*GIVEN EXERCISE:*
Which lines below hold the word "placement"? Copy all of them.

*PROVIDED RECORDS:*
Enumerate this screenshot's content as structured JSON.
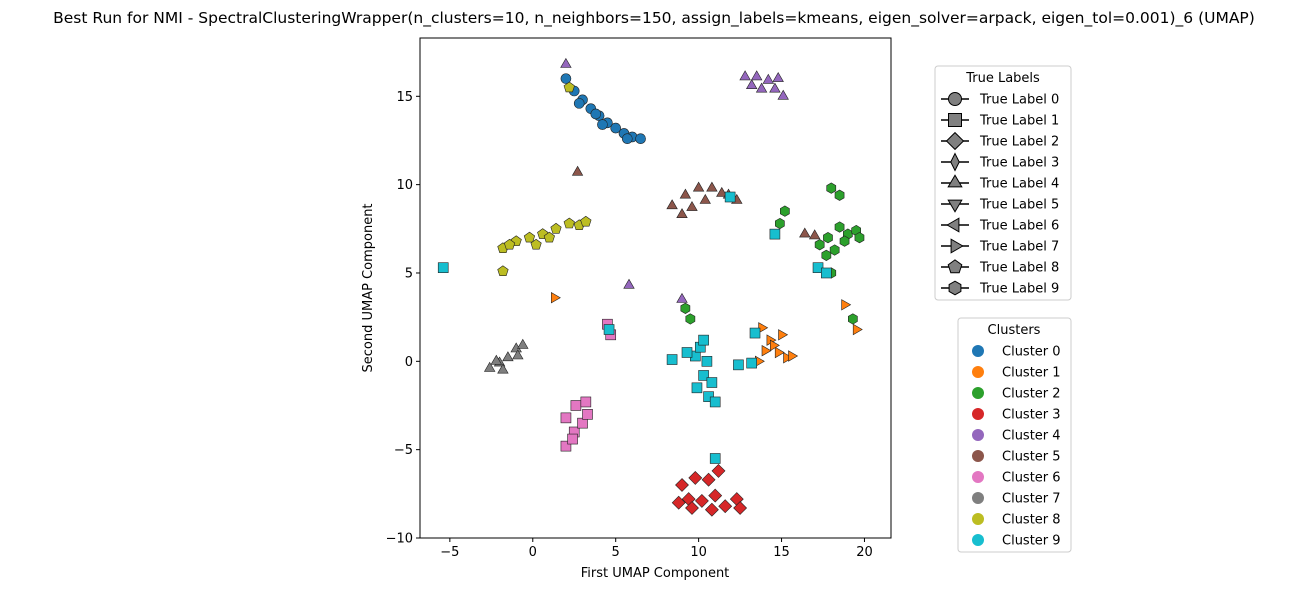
{
  "chart_data": {
    "type": "scatter",
    "title": "Best Run for NMI - SpectralClusteringWrapper(n_clusters=10, n_neighbors=150, assign_labels=kmeans, eigen_solver=arpack, eigen_tol=0.001)_6 (UMAP)",
    "xlabel": "First UMAP Component",
    "ylabel": "Second UMAP Component",
    "xlim": [
      -6.8,
      21.6
    ],
    "ylim": [
      -10,
      18.3
    ],
    "xticks": [
      "−5",
      "0",
      "5",
      "10",
      "15",
      "20"
    ],
    "xtick_values": [
      -5,
      0,
      5,
      10,
      15,
      20
    ],
    "yticks": [
      "−10",
      "−5",
      "0",
      "5",
      "10",
      "15"
    ],
    "ytick_values": [
      -10,
      -5,
      0,
      5,
      10,
      15
    ],
    "grid": false,
    "colors": [
      "#1f77b4",
      "#ff7f0e",
      "#2ca02c",
      "#d62728",
      "#9467bd",
      "#8c564b",
      "#e377c2",
      "#7f7f7f",
      "#bcbd22",
      "#17becf"
    ],
    "legends": {
      "true_labels": {
        "title": "True Labels",
        "placement": "upper-right-outside",
        "entries": [
          "True Label 0",
          "True Label 1",
          "True Label 2",
          "True Label 3",
          "True Label 4",
          "True Label 5",
          "True Label 6",
          "True Label 7",
          "True Label 8",
          "True Label 9"
        ],
        "markers": [
          "circle",
          "square",
          "diamond",
          "thin-diamond",
          "triangle-up",
          "triangle-down",
          "triangle-left",
          "triangle-right",
          "pentagon",
          "hexagon"
        ]
      },
      "clusters": {
        "title": "Clusters",
        "placement": "lower-right-outside",
        "entries": [
          "Cluster 0",
          "Cluster 1",
          "Cluster 2",
          "Cluster 3",
          "Cluster 4",
          "Cluster 5",
          "Cluster 6",
          "Cluster 7",
          "Cluster 8",
          "Cluster 9"
        ]
      }
    },
    "series": [
      {
        "cluster": 0,
        "marker": "circle",
        "points": [
          [
            2.0,
            16.0
          ],
          [
            2.5,
            15.3
          ],
          [
            3.0,
            14.8
          ],
          [
            3.5,
            14.3
          ],
          [
            4.0,
            13.9
          ],
          [
            4.5,
            13.5
          ],
          [
            5.0,
            13.2
          ],
          [
            5.5,
            12.9
          ],
          [
            6.0,
            12.7
          ],
          [
            6.5,
            12.6
          ],
          [
            2.8,
            14.6
          ],
          [
            4.2,
            13.4
          ],
          [
            5.7,
            12.6
          ],
          [
            3.8,
            14.0
          ]
        ]
      },
      {
        "cluster": 1,
        "marker": "triangle-right",
        "points": [
          [
            13.8,
            1.9
          ],
          [
            14.3,
            1.2
          ],
          [
            14.8,
            0.5
          ],
          [
            15.3,
            0.2
          ],
          [
            14.5,
            0.9
          ],
          [
            15.0,
            1.5
          ],
          [
            14.0,
            0.6
          ],
          [
            13.6,
            0.0
          ],
          [
            15.6,
            0.3
          ],
          [
            1.3,
            3.6
          ],
          [
            18.8,
            3.2
          ],
          [
            19.5,
            1.8
          ]
        ]
      },
      {
        "cluster": 2,
        "marker": "hexagon",
        "points": [
          [
            18.5,
            7.6
          ],
          [
            19.0,
            7.2
          ],
          [
            19.5,
            7.4
          ],
          [
            18.8,
            6.8
          ],
          [
            19.7,
            7.0
          ],
          [
            17.8,
            7.0
          ],
          [
            17.3,
            6.6
          ],
          [
            18.2,
            6.3
          ],
          [
            17.7,
            6.0
          ],
          [
            15.2,
            8.5
          ],
          [
            14.9,
            7.8
          ],
          [
            18.0,
            9.8
          ],
          [
            18.5,
            9.4
          ],
          [
            19.3,
            2.4
          ],
          [
            18.0,
            5.0
          ],
          [
            9.2,
            3.0
          ],
          [
            9.5,
            2.4
          ]
        ]
      },
      {
        "cluster": 3,
        "marker": "diamond",
        "points": [
          [
            9.0,
            -7.0
          ],
          [
            9.8,
            -6.6
          ],
          [
            10.6,
            -6.7
          ],
          [
            9.4,
            -7.8
          ],
          [
            10.2,
            -7.9
          ],
          [
            11.0,
            -7.6
          ],
          [
            8.8,
            -8.0
          ],
          [
            10.8,
            -8.4
          ],
          [
            11.6,
            -8.2
          ],
          [
            12.3,
            -7.8
          ],
          [
            12.5,
            -8.3
          ],
          [
            11.2,
            -6.2
          ],
          [
            9.6,
            -8.3
          ]
        ]
      },
      {
        "cluster": 4,
        "marker": "triangle-up",
        "points": [
          [
            12.8,
            16.1
          ],
          [
            13.5,
            16.1
          ],
          [
            14.2,
            15.9
          ],
          [
            13.8,
            15.4
          ],
          [
            14.6,
            15.4
          ],
          [
            15.1,
            15.0
          ],
          [
            13.2,
            15.6
          ],
          [
            14.8,
            16.0
          ],
          [
            2.0,
            16.8
          ],
          [
            5.8,
            4.3
          ],
          [
            9.0,
            3.5
          ]
        ]
      },
      {
        "cluster": 5,
        "marker": "triangle-up",
        "points": [
          [
            8.4,
            8.8
          ],
          [
            9.2,
            9.4
          ],
          [
            10.0,
            9.8
          ],
          [
            10.8,
            9.8
          ],
          [
            11.4,
            9.5
          ],
          [
            9.6,
            8.7
          ],
          [
            10.4,
            9.1
          ],
          [
            9.0,
            8.3
          ],
          [
            11.8,
            9.4
          ],
          [
            12.3,
            9.1
          ],
          [
            2.7,
            10.7
          ],
          [
            16.4,
            7.2
          ],
          [
            17.0,
            7.1
          ]
        ]
      },
      {
        "cluster": 6,
        "marker": "square",
        "points": [
          [
            2.0,
            -3.2
          ],
          [
            2.6,
            -2.5
          ],
          [
            3.2,
            -2.3
          ],
          [
            2.5,
            -4.0
          ],
          [
            3.0,
            -3.5
          ],
          [
            2.0,
            -4.8
          ],
          [
            2.4,
            -4.4
          ],
          [
            3.3,
            -3.0
          ],
          [
            4.5,
            2.1
          ],
          [
            4.7,
            1.5
          ]
        ]
      },
      {
        "cluster": 7,
        "marker": "triangle-up",
        "points": [
          [
            -2.6,
            -0.4
          ],
          [
            -2.0,
            -0.1
          ],
          [
            -1.5,
            0.2
          ],
          [
            -1.0,
            0.7
          ],
          [
            -0.6,
            0.9
          ],
          [
            -1.8,
            -0.5
          ],
          [
            -2.2,
            0.0
          ],
          [
            -0.9,
            0.3
          ]
        ]
      },
      {
        "cluster": 8,
        "marker": "pentagon",
        "points": [
          [
            -1.8,
            6.4
          ],
          [
            -1.0,
            6.8
          ],
          [
            -0.2,
            7.0
          ],
          [
            0.6,
            7.2
          ],
          [
            1.4,
            7.5
          ],
          [
            2.2,
            7.8
          ],
          [
            2.8,
            7.7
          ],
          [
            3.2,
            7.9
          ],
          [
            -1.4,
            6.6
          ],
          [
            0.2,
            6.6
          ],
          [
            1.0,
            7.0
          ],
          [
            -1.8,
            5.1
          ],
          [
            2.2,
            15.5
          ]
        ]
      },
      {
        "cluster": 9,
        "marker": "square",
        "points": [
          [
            9.8,
            0.3
          ],
          [
            10.5,
            0.0
          ],
          [
            10.3,
            -0.8
          ],
          [
            10.8,
            -1.2
          ],
          [
            9.9,
            -1.5
          ],
          [
            10.6,
            -2.0
          ],
          [
            11.0,
            -2.3
          ],
          [
            10.1,
            0.8
          ],
          [
            9.3,
            0.5
          ],
          [
            8.4,
            0.1
          ],
          [
            10.3,
            1.2
          ],
          [
            12.4,
            -0.2
          ],
          [
            13.2,
            -0.1
          ],
          [
            13.4,
            1.6
          ],
          [
            11.9,
            9.3
          ],
          [
            17.2,
            5.3
          ],
          [
            17.7,
            5.0
          ],
          [
            11.0,
            -5.5
          ],
          [
            14.6,
            7.2
          ],
          [
            -5.4,
            5.3
          ],
          [
            4.6,
            1.8
          ]
        ]
      }
    ]
  }
}
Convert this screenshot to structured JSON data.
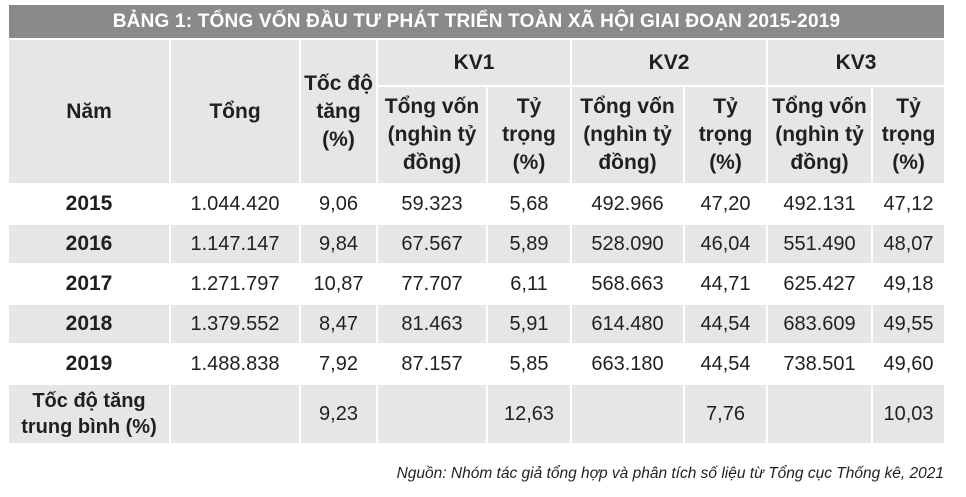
{
  "title": "BẢNG 1: TỔNG VỐN ĐẦU TƯ PHÁT TRIỂN TOÀN XÃ HỘI GIAI ĐOẠN 2015-2019",
  "headers": {
    "year": "Năm",
    "total": "Tổng",
    "growth": "Tốc độ tăng (%)",
    "kv1": "KV1",
    "kv2": "KV2",
    "kv3": "KV3",
    "kv1_capital": "Tổng vốn (nghìn tỷ đồng)",
    "kv1_share": "Tỷ trọng (%)",
    "kv2_capital": "Tổng vốn (nghìn tỷ đồng)",
    "kv2_share": "Tỷ trọng (%)",
    "kv3_capital": "Tổng vốn (nghìn tỷ đồng)",
    "kv3_share": "Tỷ trọng (%)"
  },
  "rows": [
    {
      "year": "2015",
      "total": "1.044.420",
      "growth": "9,06",
      "kv1_capital": "59.323",
      "kv1_share": "5,68",
      "kv2_capital": "492.966",
      "kv2_share": "47,20",
      "kv3_capital": "492.131",
      "kv3_share": "47,12"
    },
    {
      "year": "2016",
      "total": "1.147.147",
      "growth": "9,84",
      "kv1_capital": "67.567",
      "kv1_share": "5,89",
      "kv2_capital": "528.090",
      "kv2_share": "46,04",
      "kv3_capital": "551.490",
      "kv3_share": "48,07"
    },
    {
      "year": "2017",
      "total": "1.271.797",
      "growth": "10,87",
      "kv1_capital": "77.707",
      "kv1_share": "6,11",
      "kv2_capital": "568.663",
      "kv2_share": "44,71",
      "kv3_capital": "625.427",
      "kv3_share": "49,18"
    },
    {
      "year": "2018",
      "total": "1.379.552",
      "growth": "8,47",
      "kv1_capital": "81.463",
      "kv1_share": "5,91",
      "kv2_capital": "614.480",
      "kv2_share": "44,54",
      "kv3_capital": "683.609",
      "kv3_share": "49,55"
    },
    {
      "year": "2019",
      "total": "1.488.838",
      "growth": "7,92",
      "kv1_capital": "87.157",
      "kv1_share": "5,85",
      "kv2_capital": "663.180",
      "kv2_share": "44,54",
      "kv3_capital": "738.501",
      "kv3_share": "49,60"
    }
  ],
  "average": {
    "label": "Tốc độ tăng trung bình (%)",
    "growth": "9,23",
    "kv1_share": "12,63",
    "kv2_share": "7,76",
    "kv3_share": "10,03"
  },
  "source": "Nguồn: Nhóm tác giả tổng hợp và phân tích số liệu từ Tổng cục Thống kê, 2021"
}
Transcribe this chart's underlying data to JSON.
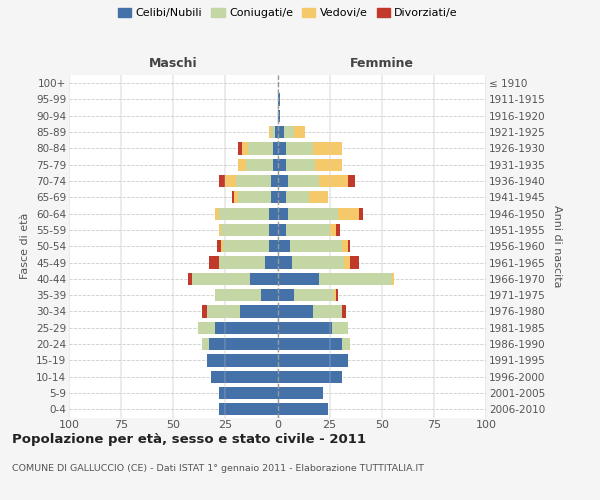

*THE RESPONSE:*
        "placement": "upper-right-outside",
        "placement": "lower-right-outside",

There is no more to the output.